[START OF Material provided]

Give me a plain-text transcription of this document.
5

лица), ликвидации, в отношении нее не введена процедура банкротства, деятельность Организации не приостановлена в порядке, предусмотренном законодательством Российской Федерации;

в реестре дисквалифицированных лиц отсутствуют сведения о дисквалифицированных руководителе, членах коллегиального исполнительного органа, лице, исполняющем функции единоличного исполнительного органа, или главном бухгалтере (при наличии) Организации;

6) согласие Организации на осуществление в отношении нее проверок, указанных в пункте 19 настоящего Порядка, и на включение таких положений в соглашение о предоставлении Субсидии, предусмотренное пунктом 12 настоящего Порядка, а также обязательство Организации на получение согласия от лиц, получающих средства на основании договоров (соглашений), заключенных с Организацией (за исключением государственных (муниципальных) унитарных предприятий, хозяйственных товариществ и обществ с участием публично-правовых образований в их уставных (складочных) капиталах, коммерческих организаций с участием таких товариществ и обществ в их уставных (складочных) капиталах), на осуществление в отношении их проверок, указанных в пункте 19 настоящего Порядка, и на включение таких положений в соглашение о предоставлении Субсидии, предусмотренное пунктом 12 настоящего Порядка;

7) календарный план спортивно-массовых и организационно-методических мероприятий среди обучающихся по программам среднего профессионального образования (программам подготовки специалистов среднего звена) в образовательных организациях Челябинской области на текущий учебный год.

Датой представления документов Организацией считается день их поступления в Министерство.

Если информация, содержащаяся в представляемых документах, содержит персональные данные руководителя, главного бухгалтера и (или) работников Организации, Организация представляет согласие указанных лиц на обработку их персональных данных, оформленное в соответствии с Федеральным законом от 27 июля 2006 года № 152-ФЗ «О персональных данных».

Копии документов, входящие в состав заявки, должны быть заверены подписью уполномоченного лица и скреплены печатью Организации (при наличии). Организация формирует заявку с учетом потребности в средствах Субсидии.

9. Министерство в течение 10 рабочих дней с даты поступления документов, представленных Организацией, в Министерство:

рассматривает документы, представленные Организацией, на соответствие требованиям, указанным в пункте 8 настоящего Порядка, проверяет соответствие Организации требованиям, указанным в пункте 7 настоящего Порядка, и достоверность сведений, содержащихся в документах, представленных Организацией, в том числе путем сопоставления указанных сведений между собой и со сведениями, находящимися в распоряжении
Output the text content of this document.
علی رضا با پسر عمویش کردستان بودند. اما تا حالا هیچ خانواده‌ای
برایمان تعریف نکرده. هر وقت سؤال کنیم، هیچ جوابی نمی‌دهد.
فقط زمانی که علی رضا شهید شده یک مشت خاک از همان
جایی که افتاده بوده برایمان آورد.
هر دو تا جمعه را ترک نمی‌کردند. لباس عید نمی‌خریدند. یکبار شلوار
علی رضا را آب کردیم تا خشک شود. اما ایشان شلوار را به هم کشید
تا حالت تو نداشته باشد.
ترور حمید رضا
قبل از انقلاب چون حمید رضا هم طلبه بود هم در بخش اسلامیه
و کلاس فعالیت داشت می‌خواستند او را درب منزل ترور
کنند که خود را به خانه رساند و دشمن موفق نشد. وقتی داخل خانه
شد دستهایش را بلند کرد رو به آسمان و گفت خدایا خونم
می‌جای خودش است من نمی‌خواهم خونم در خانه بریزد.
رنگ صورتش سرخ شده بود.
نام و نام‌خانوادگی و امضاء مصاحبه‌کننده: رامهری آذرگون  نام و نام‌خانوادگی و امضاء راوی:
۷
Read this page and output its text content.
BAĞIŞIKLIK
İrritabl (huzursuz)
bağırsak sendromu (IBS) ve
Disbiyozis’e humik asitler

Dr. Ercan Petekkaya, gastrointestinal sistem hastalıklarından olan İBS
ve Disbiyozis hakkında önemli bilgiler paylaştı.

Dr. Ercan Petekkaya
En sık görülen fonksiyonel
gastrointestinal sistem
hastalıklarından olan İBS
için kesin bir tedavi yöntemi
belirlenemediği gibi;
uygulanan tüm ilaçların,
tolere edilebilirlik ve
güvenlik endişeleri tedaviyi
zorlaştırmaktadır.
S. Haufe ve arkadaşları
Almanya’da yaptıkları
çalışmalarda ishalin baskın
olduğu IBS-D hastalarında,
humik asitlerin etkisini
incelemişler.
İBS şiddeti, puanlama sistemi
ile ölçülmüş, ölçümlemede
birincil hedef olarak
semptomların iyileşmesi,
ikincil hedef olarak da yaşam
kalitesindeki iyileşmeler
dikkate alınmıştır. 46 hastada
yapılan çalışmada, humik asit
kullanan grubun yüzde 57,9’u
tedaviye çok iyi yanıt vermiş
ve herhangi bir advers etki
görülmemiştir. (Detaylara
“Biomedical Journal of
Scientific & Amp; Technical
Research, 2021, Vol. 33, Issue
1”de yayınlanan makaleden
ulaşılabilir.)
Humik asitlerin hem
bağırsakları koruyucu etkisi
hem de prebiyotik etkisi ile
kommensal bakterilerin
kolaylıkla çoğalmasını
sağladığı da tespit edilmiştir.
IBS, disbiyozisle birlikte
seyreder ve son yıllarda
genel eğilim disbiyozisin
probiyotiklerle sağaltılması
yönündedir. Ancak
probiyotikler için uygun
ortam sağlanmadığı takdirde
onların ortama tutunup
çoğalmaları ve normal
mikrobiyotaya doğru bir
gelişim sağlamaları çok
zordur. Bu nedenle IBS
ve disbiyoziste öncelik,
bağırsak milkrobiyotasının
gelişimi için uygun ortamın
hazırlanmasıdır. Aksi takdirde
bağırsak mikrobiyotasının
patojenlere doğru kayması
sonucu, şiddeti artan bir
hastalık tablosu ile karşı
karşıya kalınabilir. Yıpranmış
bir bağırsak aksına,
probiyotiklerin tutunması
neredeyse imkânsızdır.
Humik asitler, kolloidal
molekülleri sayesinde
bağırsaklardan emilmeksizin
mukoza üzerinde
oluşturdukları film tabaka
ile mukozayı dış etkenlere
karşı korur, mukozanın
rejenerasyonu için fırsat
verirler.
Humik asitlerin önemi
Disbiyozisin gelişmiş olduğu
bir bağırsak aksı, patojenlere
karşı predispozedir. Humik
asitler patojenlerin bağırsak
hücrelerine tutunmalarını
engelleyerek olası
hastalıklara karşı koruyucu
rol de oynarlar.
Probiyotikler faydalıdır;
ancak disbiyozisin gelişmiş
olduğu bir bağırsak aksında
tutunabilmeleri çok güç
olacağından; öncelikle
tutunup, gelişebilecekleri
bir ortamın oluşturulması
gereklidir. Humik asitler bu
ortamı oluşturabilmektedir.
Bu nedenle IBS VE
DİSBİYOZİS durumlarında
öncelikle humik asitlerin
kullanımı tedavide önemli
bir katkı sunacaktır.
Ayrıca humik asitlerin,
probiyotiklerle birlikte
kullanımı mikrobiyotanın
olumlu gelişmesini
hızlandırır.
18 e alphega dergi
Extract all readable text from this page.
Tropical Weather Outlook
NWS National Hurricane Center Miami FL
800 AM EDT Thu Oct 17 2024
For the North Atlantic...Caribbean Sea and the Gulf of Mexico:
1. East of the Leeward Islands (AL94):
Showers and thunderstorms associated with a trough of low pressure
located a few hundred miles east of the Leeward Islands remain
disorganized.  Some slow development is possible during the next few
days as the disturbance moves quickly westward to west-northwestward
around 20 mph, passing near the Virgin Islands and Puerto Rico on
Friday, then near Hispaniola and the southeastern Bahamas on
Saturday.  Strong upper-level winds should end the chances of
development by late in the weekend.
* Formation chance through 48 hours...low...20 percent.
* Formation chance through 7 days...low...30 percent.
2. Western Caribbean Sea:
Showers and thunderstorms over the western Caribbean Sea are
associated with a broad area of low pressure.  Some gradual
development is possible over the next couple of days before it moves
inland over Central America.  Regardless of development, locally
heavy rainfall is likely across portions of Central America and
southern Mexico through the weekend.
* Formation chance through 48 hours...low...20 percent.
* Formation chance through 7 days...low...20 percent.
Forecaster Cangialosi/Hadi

[END OF Material provided]

Your objective: Only the lines from the one containing "Extract all readable text from this page." to the end of the listing belong in the output, each reproduced exactly.

Response:
Extract all readable text from this page.
Tropical Weather Outlook
NWS National Hurricane Center Miami FL
800 AM EDT Thu Oct 17 2024
For the North Atlantic...Caribbean Sea and the Gulf of Mexico:
1. East of the Leeward Islands (AL94):
Showers and thunderstorms associated with a trough of low pressure
located a few hundred miles east of the Leeward Islands remain
disorganized.  Some slow development is possible during the next few
days as the disturbance moves quickly westward to west-northwestward
around 20 mph, passing near the Virgin Islands and Puerto Rico on
Friday, then near Hispaniola and the southeastern Bahamas on
Saturday.  Strong upper-level winds should end the chances of
development by late in the weekend.
* Formation chance through 48 hours...low...20 percent.
* Formation chance through 7 days...low...30 percent.
2. Western Caribbean Sea:
Showers and thunderstorms over the western Caribbean Sea are
associated with a broad area of low pressure.  Some gradual
development is possible over the next couple of days before it moves
inland over Central America.  Regardless of development, locally
heavy rainfall is likely across portions of Central America and
southern Mexico through the weekend.
* Formation chance through 48 hours...low...20 percent.
* Formation chance through 7 days...low...20 percent.
Forecaster Cangialosi/Hadi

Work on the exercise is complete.